Instruction: Scan the data. Collect each line that contains the word "spoiler".

###

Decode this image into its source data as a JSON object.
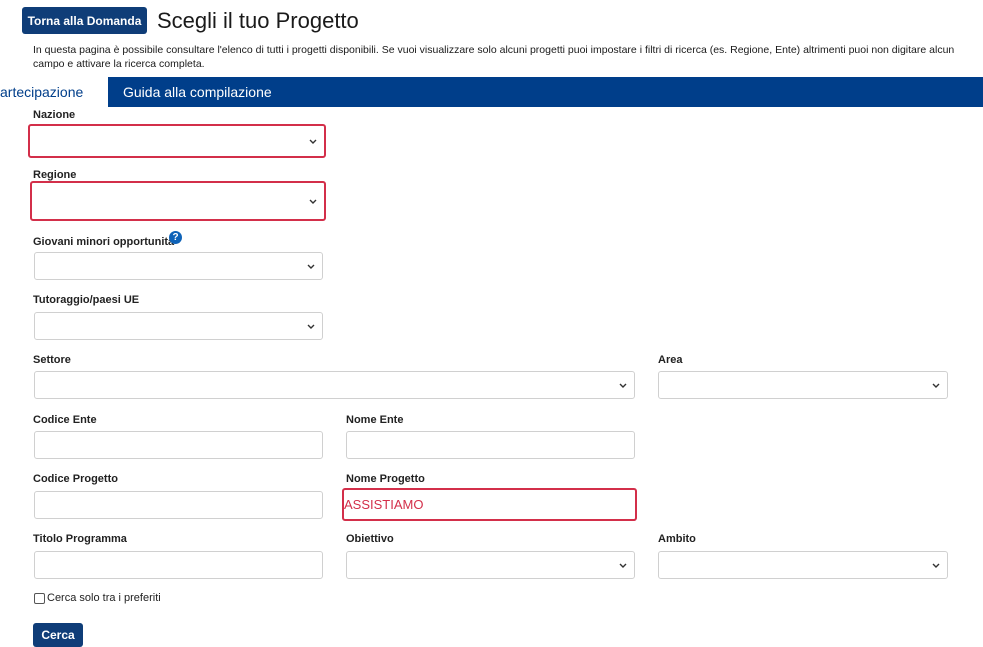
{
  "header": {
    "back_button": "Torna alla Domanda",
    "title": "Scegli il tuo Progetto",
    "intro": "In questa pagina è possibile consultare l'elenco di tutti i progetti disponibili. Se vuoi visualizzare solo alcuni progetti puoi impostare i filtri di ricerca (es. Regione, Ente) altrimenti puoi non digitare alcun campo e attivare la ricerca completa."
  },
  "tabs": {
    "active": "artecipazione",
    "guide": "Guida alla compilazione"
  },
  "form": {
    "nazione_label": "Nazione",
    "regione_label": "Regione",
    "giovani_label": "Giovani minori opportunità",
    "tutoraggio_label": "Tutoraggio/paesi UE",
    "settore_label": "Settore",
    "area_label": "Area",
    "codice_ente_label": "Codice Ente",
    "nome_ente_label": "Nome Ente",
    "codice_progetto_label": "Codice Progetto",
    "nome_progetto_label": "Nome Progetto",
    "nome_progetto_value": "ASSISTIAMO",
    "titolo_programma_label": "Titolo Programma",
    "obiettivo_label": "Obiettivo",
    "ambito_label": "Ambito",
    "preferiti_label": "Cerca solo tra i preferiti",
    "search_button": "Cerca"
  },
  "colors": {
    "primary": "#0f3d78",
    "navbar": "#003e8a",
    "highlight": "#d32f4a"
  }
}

###

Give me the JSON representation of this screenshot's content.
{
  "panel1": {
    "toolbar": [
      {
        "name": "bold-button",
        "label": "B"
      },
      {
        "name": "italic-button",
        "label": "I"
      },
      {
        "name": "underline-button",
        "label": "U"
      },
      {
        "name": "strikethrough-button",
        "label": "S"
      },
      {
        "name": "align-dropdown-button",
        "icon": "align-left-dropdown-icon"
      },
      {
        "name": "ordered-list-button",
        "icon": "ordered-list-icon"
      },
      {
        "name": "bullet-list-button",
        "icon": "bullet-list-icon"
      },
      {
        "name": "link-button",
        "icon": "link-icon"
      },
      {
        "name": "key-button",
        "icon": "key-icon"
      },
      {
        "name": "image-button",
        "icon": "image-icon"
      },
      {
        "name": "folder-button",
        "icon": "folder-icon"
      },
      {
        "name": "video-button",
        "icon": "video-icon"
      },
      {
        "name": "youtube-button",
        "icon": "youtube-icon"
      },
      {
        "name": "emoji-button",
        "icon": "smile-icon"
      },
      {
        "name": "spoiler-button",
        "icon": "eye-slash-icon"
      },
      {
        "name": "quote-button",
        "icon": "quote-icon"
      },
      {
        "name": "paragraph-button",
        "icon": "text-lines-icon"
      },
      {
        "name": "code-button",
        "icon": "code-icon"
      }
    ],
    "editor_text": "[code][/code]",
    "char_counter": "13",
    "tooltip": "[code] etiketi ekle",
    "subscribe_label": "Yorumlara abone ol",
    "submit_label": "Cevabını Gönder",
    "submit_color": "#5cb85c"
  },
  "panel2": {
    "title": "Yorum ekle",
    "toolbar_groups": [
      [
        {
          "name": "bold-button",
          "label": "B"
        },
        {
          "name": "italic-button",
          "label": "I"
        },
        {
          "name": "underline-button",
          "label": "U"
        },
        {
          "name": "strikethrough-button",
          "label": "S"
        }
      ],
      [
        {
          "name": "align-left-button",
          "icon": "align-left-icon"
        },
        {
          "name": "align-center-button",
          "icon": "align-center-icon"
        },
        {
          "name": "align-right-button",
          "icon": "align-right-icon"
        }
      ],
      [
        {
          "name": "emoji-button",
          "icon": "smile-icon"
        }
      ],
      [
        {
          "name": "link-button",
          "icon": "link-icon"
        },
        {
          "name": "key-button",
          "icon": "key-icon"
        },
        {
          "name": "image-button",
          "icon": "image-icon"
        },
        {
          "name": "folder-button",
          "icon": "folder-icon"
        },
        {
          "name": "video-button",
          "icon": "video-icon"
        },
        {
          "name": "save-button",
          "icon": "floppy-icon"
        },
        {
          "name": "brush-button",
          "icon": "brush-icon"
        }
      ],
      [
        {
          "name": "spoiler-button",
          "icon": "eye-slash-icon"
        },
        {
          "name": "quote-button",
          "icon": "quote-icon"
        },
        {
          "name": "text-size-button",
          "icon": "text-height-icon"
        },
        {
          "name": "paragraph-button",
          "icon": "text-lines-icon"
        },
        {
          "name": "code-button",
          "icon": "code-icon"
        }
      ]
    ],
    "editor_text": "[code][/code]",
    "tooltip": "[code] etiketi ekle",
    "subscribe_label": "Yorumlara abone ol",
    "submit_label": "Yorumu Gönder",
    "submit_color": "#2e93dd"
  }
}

###

Written solution:
        "name": "spoiler-button",
          "name": "spoiler-button",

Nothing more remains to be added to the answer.